Prompt: Filter the entries that follow, copying every line in which the word "세계한언" appears.

* start Excerpted data *

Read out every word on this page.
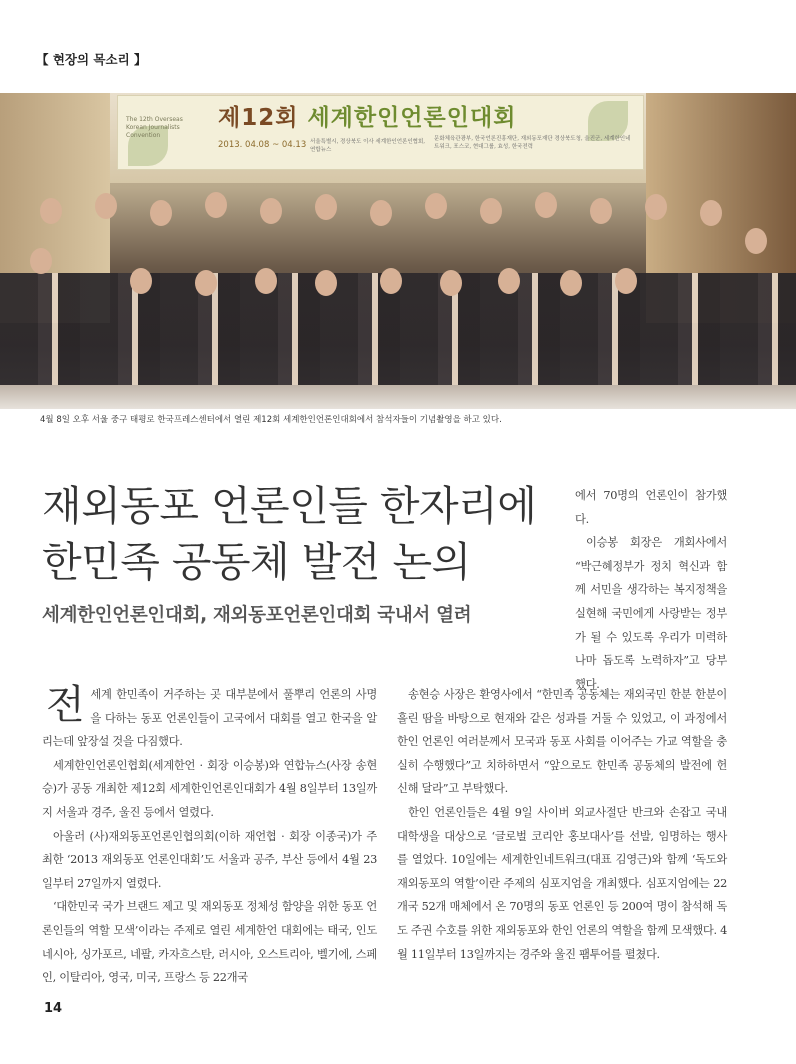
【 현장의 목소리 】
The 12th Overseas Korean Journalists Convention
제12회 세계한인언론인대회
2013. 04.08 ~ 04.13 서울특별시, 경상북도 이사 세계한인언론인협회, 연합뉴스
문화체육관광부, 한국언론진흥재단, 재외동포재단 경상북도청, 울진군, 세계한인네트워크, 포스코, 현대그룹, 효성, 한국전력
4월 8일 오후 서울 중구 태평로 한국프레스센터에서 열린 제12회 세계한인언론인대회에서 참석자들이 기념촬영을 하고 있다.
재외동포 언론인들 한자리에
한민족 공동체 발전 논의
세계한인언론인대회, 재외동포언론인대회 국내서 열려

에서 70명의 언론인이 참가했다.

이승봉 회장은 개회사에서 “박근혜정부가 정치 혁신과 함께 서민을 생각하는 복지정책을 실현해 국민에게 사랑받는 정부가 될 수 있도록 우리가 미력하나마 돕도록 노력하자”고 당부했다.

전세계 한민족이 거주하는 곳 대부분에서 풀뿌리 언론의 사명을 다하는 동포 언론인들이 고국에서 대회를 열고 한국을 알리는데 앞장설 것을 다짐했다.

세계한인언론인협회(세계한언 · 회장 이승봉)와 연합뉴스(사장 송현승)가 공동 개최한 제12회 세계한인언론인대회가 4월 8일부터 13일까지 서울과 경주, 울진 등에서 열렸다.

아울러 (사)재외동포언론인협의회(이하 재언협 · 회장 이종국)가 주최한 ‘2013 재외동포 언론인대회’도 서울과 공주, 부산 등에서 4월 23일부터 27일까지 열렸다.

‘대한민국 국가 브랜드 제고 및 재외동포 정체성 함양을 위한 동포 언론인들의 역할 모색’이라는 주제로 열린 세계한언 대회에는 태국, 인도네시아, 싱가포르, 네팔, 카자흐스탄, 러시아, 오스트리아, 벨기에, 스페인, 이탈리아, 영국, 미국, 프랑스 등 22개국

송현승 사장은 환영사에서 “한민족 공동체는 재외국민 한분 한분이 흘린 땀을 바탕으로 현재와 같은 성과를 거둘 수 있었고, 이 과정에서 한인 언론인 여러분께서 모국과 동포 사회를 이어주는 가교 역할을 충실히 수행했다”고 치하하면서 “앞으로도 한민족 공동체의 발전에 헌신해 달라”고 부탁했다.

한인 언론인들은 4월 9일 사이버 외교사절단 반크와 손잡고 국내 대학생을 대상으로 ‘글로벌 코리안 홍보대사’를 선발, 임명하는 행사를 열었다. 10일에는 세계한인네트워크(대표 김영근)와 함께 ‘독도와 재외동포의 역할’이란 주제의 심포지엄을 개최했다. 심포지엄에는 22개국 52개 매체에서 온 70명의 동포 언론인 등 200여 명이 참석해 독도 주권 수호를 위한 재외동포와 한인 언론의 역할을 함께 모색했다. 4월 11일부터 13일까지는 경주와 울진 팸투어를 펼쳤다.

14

* end Excerpted data *
* start Excerpted data *

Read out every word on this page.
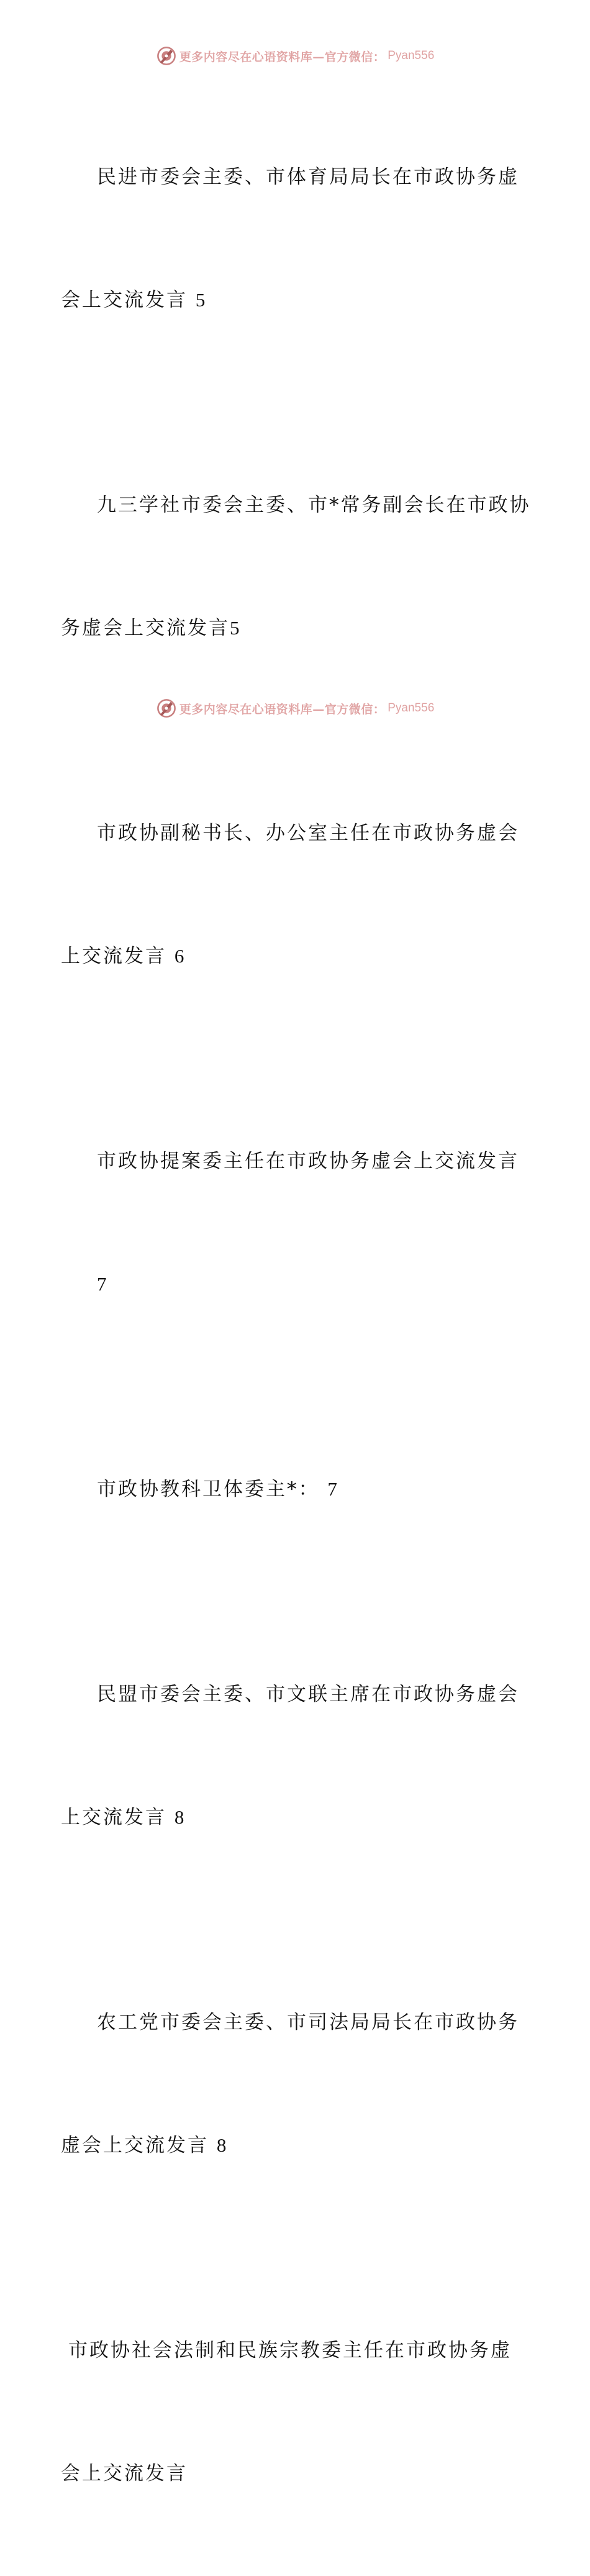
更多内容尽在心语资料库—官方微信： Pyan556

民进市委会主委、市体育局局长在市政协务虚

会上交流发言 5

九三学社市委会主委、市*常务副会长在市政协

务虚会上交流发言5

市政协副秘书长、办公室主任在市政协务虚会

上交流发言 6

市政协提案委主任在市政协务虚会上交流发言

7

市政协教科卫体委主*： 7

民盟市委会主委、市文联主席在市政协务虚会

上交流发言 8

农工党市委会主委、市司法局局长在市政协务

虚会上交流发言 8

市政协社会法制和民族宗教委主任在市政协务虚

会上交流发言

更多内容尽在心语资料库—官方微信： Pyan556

* end Excerpted data *

The completed task:
세계한인언론인협회(세계한언 · 회장 이승봉)와 연합뉴스(사장 송현승)가 공동 개최한 제12회 세계한인언론인대회가 4월 8일부터 13일까지 서울과 경주, 울진 등에서 열렸다.
‘대한민국 국가 브랜드 제고 및 재외동포 정체성 함양을 위한 동포 언론인들의 역할 모색’이라는 주제로 열린 세계한언 대회에는 태국, 인도네시아, 싱가포르, 네팔, 카자흐스탄, 러시아, 오스트리아, 벨기에, 스페인, 이탈리아, 영국, 미국, 프랑스 등 22개국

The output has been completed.